__SHORT EXERCISE__
Pull out every line with the word "type" from the entries below.
***** RECORDS TO PROCESS *****
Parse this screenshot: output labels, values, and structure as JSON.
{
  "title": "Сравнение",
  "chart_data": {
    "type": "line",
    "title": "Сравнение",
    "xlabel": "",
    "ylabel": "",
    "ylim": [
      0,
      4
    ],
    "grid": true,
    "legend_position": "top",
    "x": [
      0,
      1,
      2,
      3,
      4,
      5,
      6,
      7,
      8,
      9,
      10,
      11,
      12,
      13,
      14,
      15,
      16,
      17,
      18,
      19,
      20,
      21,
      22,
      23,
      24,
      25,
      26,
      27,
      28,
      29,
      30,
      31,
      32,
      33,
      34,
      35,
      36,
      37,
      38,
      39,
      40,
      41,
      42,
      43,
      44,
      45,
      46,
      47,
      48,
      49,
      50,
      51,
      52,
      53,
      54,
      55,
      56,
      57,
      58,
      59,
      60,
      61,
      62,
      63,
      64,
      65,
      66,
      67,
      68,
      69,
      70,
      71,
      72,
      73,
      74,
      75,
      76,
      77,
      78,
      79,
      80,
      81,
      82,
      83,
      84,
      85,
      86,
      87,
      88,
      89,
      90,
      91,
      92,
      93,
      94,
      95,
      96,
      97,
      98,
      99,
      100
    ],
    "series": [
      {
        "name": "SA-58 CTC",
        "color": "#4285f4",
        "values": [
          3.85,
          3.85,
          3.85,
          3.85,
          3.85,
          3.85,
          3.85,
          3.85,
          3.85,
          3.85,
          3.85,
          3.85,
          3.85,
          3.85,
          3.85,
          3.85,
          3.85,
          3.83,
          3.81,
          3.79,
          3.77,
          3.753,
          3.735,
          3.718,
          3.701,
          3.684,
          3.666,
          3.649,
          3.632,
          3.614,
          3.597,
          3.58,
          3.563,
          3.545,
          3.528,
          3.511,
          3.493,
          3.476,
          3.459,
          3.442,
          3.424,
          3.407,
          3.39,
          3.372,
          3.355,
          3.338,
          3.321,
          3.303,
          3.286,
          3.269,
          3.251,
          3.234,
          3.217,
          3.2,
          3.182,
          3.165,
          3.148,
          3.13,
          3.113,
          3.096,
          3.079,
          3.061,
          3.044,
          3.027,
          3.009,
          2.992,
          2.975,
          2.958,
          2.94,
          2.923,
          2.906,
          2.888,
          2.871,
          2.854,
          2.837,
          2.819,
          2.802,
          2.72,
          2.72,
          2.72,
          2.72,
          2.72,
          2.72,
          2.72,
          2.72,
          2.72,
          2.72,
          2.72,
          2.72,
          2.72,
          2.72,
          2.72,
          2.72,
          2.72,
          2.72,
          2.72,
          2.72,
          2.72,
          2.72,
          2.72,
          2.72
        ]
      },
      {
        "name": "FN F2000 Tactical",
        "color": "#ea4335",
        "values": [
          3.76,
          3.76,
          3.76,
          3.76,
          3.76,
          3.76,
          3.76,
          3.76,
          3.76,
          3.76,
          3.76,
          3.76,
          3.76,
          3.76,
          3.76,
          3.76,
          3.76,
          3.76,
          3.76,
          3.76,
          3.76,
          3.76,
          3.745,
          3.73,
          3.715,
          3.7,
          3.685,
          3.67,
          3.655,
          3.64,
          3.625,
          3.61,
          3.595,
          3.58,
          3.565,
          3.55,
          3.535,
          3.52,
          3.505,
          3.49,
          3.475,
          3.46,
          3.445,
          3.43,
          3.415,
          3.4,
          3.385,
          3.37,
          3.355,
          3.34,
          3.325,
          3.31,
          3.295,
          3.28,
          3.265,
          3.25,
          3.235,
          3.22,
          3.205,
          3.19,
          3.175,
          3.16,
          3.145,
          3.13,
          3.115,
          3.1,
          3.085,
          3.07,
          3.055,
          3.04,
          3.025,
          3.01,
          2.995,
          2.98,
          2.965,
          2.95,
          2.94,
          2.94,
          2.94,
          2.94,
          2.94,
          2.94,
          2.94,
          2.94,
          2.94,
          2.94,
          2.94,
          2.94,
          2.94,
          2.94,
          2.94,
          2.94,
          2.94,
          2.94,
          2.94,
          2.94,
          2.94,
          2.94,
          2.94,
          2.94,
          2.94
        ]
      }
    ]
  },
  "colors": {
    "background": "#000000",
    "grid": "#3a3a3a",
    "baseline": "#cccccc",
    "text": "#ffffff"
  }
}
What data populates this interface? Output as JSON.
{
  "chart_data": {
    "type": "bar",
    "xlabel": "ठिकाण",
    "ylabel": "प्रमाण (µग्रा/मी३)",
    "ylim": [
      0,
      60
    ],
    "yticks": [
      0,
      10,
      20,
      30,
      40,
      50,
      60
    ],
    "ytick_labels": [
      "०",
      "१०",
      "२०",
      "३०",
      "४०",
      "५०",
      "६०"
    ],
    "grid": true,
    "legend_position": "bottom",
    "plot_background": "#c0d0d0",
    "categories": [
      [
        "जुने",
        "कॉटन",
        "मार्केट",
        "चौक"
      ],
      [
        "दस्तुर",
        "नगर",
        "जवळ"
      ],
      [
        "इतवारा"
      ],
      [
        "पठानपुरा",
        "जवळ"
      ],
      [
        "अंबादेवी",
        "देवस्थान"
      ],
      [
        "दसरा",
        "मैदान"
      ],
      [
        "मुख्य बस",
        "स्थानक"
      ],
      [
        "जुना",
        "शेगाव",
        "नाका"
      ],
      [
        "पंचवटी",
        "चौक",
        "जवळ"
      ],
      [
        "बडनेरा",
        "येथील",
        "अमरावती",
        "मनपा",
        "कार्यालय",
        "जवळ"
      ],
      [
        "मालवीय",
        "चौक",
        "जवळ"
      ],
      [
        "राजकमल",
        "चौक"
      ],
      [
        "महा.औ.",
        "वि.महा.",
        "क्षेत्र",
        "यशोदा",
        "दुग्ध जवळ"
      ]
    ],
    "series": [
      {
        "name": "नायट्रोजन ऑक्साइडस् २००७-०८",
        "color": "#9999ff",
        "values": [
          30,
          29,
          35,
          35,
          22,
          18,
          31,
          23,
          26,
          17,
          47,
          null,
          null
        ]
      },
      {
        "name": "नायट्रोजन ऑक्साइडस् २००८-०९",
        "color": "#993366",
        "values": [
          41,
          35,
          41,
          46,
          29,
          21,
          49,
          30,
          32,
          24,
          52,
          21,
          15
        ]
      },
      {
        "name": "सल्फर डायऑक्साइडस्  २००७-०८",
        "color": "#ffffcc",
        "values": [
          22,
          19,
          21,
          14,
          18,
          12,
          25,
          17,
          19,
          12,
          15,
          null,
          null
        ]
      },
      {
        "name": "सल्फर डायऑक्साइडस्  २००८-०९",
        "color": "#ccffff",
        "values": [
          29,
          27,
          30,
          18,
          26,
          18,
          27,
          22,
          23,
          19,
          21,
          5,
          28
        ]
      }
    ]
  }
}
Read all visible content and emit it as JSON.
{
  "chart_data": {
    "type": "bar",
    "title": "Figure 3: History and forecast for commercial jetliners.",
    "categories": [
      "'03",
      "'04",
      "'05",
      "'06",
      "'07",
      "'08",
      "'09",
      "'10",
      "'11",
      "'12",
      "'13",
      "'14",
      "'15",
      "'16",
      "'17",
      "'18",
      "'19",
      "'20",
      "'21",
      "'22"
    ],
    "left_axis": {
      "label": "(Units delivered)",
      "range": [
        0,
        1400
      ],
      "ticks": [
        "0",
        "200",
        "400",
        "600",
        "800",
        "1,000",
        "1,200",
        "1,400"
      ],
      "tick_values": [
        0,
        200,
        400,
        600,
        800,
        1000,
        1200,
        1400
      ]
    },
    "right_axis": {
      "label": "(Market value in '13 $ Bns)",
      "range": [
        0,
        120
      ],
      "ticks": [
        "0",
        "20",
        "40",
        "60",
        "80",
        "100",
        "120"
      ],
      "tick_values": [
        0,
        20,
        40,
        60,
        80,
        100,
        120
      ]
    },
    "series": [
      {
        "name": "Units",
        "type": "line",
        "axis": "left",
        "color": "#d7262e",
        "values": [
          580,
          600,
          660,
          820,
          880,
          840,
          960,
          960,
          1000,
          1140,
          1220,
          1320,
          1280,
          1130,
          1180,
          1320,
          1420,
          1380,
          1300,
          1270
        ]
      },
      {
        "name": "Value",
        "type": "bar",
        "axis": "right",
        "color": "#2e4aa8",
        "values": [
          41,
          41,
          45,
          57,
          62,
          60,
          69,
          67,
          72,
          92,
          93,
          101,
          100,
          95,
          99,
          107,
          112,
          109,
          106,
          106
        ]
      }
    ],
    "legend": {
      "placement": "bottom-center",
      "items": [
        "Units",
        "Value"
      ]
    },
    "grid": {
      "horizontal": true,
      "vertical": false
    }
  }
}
*****
__EXERCISE SOLUTION__
    "type": "line",
    "type": "bar",
    "type": "bar",
        "type": "line",
        "type": "bar",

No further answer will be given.